[Rows from a dataset]
#####

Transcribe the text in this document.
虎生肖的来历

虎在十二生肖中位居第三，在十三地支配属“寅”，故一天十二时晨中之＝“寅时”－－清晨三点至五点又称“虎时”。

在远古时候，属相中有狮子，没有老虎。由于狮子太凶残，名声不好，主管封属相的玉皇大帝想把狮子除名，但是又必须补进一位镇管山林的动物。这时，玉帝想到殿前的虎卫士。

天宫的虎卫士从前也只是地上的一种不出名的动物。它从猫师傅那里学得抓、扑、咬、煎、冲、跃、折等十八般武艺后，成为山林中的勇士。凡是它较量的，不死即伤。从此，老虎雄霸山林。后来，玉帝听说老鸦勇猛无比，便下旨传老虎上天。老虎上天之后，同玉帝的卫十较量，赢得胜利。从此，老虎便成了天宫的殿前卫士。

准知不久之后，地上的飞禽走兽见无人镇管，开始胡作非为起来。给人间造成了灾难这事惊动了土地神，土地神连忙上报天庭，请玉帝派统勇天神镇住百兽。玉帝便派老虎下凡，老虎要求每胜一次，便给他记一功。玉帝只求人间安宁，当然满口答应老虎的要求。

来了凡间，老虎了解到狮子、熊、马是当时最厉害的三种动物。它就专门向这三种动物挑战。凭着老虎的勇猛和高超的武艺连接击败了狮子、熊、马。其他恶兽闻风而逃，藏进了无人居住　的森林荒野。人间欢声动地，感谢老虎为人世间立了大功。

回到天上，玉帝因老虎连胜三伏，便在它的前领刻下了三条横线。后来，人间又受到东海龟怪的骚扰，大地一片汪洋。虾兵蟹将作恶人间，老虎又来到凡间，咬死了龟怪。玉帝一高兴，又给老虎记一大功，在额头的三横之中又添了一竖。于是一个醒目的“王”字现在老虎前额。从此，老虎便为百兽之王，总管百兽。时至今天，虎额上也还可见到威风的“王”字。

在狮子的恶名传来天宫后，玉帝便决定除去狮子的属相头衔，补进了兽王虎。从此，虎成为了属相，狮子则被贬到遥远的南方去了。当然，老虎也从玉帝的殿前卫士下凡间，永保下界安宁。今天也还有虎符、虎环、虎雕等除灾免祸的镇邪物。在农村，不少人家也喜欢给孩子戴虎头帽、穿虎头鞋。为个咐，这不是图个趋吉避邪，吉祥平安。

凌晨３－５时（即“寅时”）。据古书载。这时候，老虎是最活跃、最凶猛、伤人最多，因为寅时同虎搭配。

#####

> _THE REQUEST_
All of the entries must be written out exactly as they stand.

> _ANSWER BELOW_
Transcribe the text in this document.
虎生肖的来历

虎在十二生肖中位居第三，在十三地支配属“寅”，故一天十二时晨中之＝“寅时”－－清晨三点至五点又称“虎时”。

在远古时候，属相中有狮子，没有老虎。由于狮子太凶残，名声不好，主管封属相的玉皇大帝想把狮子除名，但是又必须补进一位镇管山林的动物。这时，玉帝想到殿前的虎卫士。

天宫的虎卫士从前也只是地上的一种不出名的动物。它从猫师傅那里学得抓、扑、咬、煎、冲、跃、折等十八般武艺后，成为山林中的勇士。凡是它较量的，不死即伤。从此，老虎雄霸山林。后来，玉帝听说老鸦勇猛无比，便下旨传老虎上天。老虎上天之后，同玉帝的卫十较量，赢得胜利。从此，老虎便成了天宫的殿前卫士。

准知不久之后，地上的飞禽走兽见无人镇管，开始胡作非为起来。给人间造成了灾难这事惊动了土地神，土地神连忙上报天庭，请玉帝派统勇天神镇住百兽。玉帝便派老虎下凡，老虎要求每胜一次，便给他记一功。玉帝只求人间安宁，当然满口答应老虎的要求。

来了凡间，老虎了解到狮子、熊、马是当时最厉害的三种动物。它就专门向这三种动物挑战。凭着老虎的勇猛和高超的武艺连接击败了狮子、熊、马。其他恶兽闻风而逃，藏进了无人居住　的森林荒野。人间欢声动地，感谢老虎为人世间立了大功。

回到天上，玉帝因老虎连胜三伏，便在它的前领刻下了三条横线。后来，人间又受到东海龟怪的骚扰，大地一片汪洋。虾兵蟹将作恶人间，老虎又来到凡间，咬死了龟怪。玉帝一高兴，又给老虎记一大功，在额头的三横之中又添了一竖。于是一个醒目的“王”字现在老虎前额。从此，老虎便为百兽之王，总管百兽。时至今天，虎额上也还可见到威风的“王”字。

在狮子的恶名传来天宫后，玉帝便决定除去狮子的属相头衔，补进了兽王虎。从此，虎成为了属相，狮子则被贬到遥远的南方去了。当然，老虎也从玉帝的殿前卫士下凡间，永保下界安宁。今天也还有虎符、虎环、虎雕等除灾免祸的镇邪物。在农村，不少人家也喜欢给孩子戴虎头帽、穿虎头鞋。为个咐，这不是图个趋吉避邪，吉祥平安。

凌晨３－５时（即“寅时”）。据古书载。这时候，老虎是最活跃、最凶猛、伤人最多，因为寅时同虎搭配。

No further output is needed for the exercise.